**Work order**: Continue the mailing-list thread on spellcheck issues below, starting right after its last sentence.

**Reading passage**:
· · ·
On Wed, Oct 8, 2008 at 3:31 PM, Jason Rennie <jr...@gmail.com> wrote:

> I just tried J-W and *yes* it seems to do a much better job!  I'd certainly
> vote for that becoming the default :)
>

Ack!  I did some more testing and J-W results started to get weird
(including suggesting "courses" for "coursets" even though "corsets" is 4x
as frequent as "courses", and "nylo" for "nylom" even though "nylon" is 200x
more frequent than "nylo").  The default measure got these right.  Does J-W
use frequency information at all?

Jason

P.S. I can see why you're offering a 3rd party solution---this is not an
easy problem to solve!

Re: spellcheck: issues

Posted by Jason Rennie <jr...@gmail.com>.
On Wed, Oct 8, 2008 at 3:05 PM, Grant Ingersoll <gs...@apache.org> wrote:

> chane is in the dictionary.  For better or worse, Lucene skips words that
> are in the dictionary when OMP is false.


Ah, I see.  I think we'll use OMP=true, which seems like a reasonable
setting anyway.


> Makes sense to me.  I could see the Spellchecker being modified (in Lucene)
> to provide alternate scoring/sorting.  Right now, you can use other distance
> measures, as well, so you could codify your idea and try it out to see if it
> is better (and then donate it!)
> You might try the Jaro-Winkler measure, too, as it is a bit more
> sophisticated than Levenstein when it comes to scoring.
>

I just tried J-W and *yes* it seems to do a much better job!  I'd certainly
vote for that becoming the default :)

Thanks for all the help!  Much appreciated.

Jason

-- 
Jason Rennie
Head of Machine Learning Technologies, StyleFeeder
http://www.stylefeeder.com/

Re: spellcheck: issues

Posted by Grant Ingersoll <gs...@apache.org>.
On Oct 8, 2008, at 2:03 PM, Jason Rennie wrote:

> On Wed, Oct 8, 2008 at 1:24 PM, Grant Ingersoll  
> <gs...@apache.org> wrote:
>
>> Token: chane OMP: false
>> Oct 8, 2008 1:19:56 PM org.apache.solr.core.SolrCore execute
>> INFO: [spell] webapp=null path=/select
>> params={q=description 
>> %3Achane 
>> &spellcheck 
>> = 
>> true 
>> &spellcheck 
>> .onlyMorePopular 
>> =false&spellcheck.extendedResults=true&spellcheck.count=1}
>> hits=1 status=0 QTime=1
>> No Suggestions
>
>
> The result here seems wrong to me.  Shouldn't it suggest "chanel"?   
> You also
> tried this same query with OMP=true and it suggested "chanel".
· · ·
**Extracted data**:
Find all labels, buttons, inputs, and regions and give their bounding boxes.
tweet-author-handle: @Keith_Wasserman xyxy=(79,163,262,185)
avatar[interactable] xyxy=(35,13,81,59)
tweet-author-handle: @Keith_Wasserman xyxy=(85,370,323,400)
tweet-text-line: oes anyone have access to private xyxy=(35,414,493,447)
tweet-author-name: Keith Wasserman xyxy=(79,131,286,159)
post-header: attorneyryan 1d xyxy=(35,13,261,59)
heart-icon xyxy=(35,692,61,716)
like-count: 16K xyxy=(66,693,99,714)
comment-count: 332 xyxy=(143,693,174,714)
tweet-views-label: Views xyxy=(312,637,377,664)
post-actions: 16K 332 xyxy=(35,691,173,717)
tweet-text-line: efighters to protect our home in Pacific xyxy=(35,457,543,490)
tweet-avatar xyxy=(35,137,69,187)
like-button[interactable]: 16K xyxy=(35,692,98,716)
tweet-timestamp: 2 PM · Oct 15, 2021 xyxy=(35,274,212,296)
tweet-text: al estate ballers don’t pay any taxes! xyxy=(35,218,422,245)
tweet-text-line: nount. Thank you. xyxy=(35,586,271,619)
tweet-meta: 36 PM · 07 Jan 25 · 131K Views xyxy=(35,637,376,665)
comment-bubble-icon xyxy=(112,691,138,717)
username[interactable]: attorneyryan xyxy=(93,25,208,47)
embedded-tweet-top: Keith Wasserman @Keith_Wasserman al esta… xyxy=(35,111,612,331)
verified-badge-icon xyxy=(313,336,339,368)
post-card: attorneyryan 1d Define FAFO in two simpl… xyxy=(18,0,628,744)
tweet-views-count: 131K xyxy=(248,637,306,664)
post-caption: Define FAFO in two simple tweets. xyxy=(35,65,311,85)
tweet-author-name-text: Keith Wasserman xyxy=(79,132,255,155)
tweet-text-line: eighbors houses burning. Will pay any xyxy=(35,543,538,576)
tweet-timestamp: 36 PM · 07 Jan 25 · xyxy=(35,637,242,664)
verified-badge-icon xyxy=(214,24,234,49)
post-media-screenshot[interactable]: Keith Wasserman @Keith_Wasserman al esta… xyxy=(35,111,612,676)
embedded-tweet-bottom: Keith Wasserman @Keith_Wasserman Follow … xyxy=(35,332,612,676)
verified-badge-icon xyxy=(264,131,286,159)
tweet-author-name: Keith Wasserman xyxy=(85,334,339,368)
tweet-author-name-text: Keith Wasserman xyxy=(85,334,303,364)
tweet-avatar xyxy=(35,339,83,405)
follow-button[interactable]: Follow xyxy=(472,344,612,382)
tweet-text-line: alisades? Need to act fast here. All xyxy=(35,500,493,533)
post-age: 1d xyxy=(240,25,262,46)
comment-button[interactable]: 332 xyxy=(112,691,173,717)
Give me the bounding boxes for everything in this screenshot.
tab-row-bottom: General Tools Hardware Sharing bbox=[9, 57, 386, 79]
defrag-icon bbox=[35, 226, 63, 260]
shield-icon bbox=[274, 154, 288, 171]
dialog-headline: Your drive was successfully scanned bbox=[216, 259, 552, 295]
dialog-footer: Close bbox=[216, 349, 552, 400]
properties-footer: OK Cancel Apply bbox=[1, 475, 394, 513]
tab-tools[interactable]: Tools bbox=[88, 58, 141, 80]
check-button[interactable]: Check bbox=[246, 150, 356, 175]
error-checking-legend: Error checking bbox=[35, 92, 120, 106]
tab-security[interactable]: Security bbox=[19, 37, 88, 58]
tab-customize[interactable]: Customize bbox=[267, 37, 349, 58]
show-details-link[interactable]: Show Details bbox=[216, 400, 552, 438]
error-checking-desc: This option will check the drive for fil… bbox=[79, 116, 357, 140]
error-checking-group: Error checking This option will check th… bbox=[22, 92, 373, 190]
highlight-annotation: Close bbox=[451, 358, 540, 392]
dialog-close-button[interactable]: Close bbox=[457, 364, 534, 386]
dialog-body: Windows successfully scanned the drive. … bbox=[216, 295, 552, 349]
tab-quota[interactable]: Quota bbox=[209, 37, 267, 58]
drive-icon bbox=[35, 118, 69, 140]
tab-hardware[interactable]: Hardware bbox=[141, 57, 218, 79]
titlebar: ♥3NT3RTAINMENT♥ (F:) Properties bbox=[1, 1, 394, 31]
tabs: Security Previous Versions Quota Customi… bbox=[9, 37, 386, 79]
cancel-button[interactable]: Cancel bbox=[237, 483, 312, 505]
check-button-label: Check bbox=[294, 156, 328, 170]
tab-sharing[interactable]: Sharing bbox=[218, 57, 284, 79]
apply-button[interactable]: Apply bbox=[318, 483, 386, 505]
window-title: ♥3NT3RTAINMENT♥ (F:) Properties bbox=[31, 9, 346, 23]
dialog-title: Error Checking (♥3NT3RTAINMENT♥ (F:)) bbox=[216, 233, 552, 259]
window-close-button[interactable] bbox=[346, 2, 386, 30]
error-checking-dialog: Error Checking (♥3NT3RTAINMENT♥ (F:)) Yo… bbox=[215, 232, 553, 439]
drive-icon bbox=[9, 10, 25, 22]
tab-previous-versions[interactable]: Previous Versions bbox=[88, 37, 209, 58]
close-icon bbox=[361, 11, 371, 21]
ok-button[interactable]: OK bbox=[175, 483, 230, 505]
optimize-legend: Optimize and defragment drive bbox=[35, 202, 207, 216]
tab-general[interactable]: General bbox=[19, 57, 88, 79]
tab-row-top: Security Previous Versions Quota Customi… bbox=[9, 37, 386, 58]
· · ·
**Response**:
> Maybe I'm
> not understanding the purpose of OMP?  Shouldn't OMP=false return at  
> least
> as many suggestions as OMP=true?

chane is in the dictionary.  For better or worse, Lucene skips words  
that are in the dictionary when OMP is false.


>
>
> Token: chanl OMP: false
>> Oct 8, 2008 1:19:57 PM org.apache.solr.core.SolrCore execute
>> INFO: [spell] webapp=null path=/select
>> params={q=description 
>> %3Achanl 
>> &spellcheck 
>> = 
>> true 
>> &spellcheck 
>> .onlyMorePopular 
>> =false&spellcheck.extendedResults=true&spellcheck.count=10}
>> hits=0 status=0 QTime=2
>>       Sugg[0]: [chanel, chant, chang, chani, chana, chane, charl,  
>> chand,
>> chan, chair]
>>       Sugg[0] Freqs: [834, 10, 8, 4, 1, 1, 1, 1, 106, 1950]
>>       Num Found 10
>>
>> ------
>>
>> 1)  Is this an accurate representation of what you are trying to  
>> convey?
>
>
> Yes.
>
> 2)  In light of this shared code that I hope captures both the  
> document side
>> and the query side, is the issue than highlighted by the last  
>> result above,
>> namely, that "chan" sorts after "chand" even though "chan" has a  
>> higher
>> frequency?
>
>
> I highlighted another issue above, but yes, the fact that "chan"  
> sorts below
> other single-edit terms with much lower frequencies seems like an  
> issue to
> me.  The Lucene SpellChecker page suggests a logical explanation:  
> terms are
> first sorted by the FuzzyQuery score (normalized edit distance),  
> then by
> popularity.  I'm wondering whether it would be better to sort by a  
> single,
> combined score, such as:
>
> NewSPerScore = (edit distance) * (suggestion term length) /  
> (original term
> length) + log_1000(frequency)
>
> Sorting according to this score would encourage longer suggestions,  
> but not
> at the expense of shorter, popular suggestion.  Might need to be  
> tweaked
> further, but I'd guess that it would do better than the two-step sort.
>

Makes sense to me.  I could see the Spellchecker being modified (in  
Lucene) to provide alternate scoring/sorting.  Right now, you can use  
other distance measures, as well, so you could codify your idea and  
try it out to see if it is better (and then donate it!)
You might try the Jaro-Winkler measure, too, as it is a bit more  
sophisticated than Levenstein when it comes to scoring.


Re: spellcheck: issues

Posted by Jason Rennie <jr...@gmail.com>.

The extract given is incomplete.